_Records for processing_.
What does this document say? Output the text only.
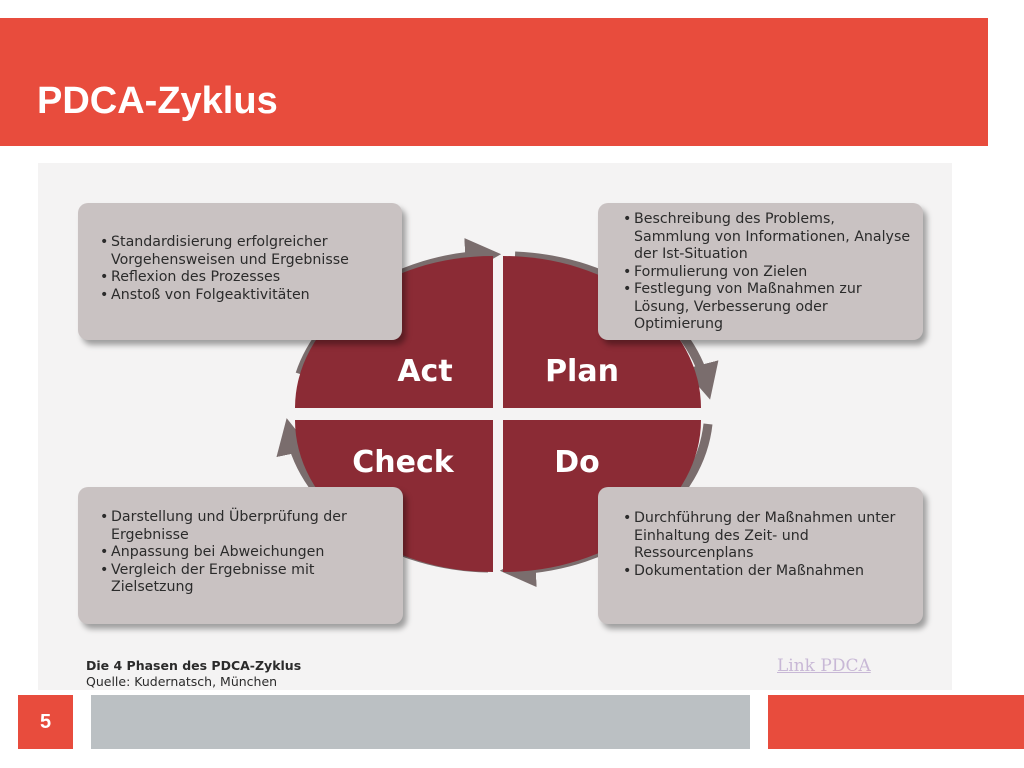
PDCA-Zyklus
Act	Plan
Check	Do
• Standardisierung erfolgreicher Vorgehensweisen und Ergebnisse
• Reflexion des Prozesses
• Anstoß von Folgeaktivitäten
• Beschreibung des Problems, Sammlung von Informationen, Analyse der Ist-Situation
• Formulierung von Zielen
• Festlegung von Maßnahmen zur Lösung, Verbesserung oder Optimierung
• Darstellung und Überprüfung der Ergebnisse
• Anpassung bei Abweichungen
• Vergleich der Ergebnisse mit Zielsetzung
• Durchführung der Maßnahmen unter Einhaltung des Zeit- und Ressourcenplans
• Dokumentation der Maßnahmen
Die 4 Phasen des PDCA-Zyklus
Quelle: Kudernatsch, München
Link PDCA
5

_The problem_. Skip the pictures, then retype every line above exactly.

_Completed exercise_.
What does this document say? Output the text only.
PDCA-Zyklus
Act	Plan
Check	Do
• Standardisierung erfolgreicher Vorgehensweisen und Ergebnisse
• Reflexion des Prozesses
• Anstoß von Folgeaktivitäten
• Beschreibung des Problems, Sammlung von Informationen, Analyse der Ist-Situation
• Formulierung von Zielen
• Festlegung von Maßnahmen zur Lösung, Verbesserung oder Optimierung
• Darstellung und Überprüfung der Ergebnisse
• Anpassung bei Abweichungen
• Vergleich der Ergebnisse mit Zielsetzung
• Durchführung der Maßnahmen unter Einhaltung des Zeit- und Ressourcenplans
• Dokumentation der Maßnahmen
Die 4 Phasen des PDCA-Zyklus
Quelle: Kudernatsch, München
Link PDCA
5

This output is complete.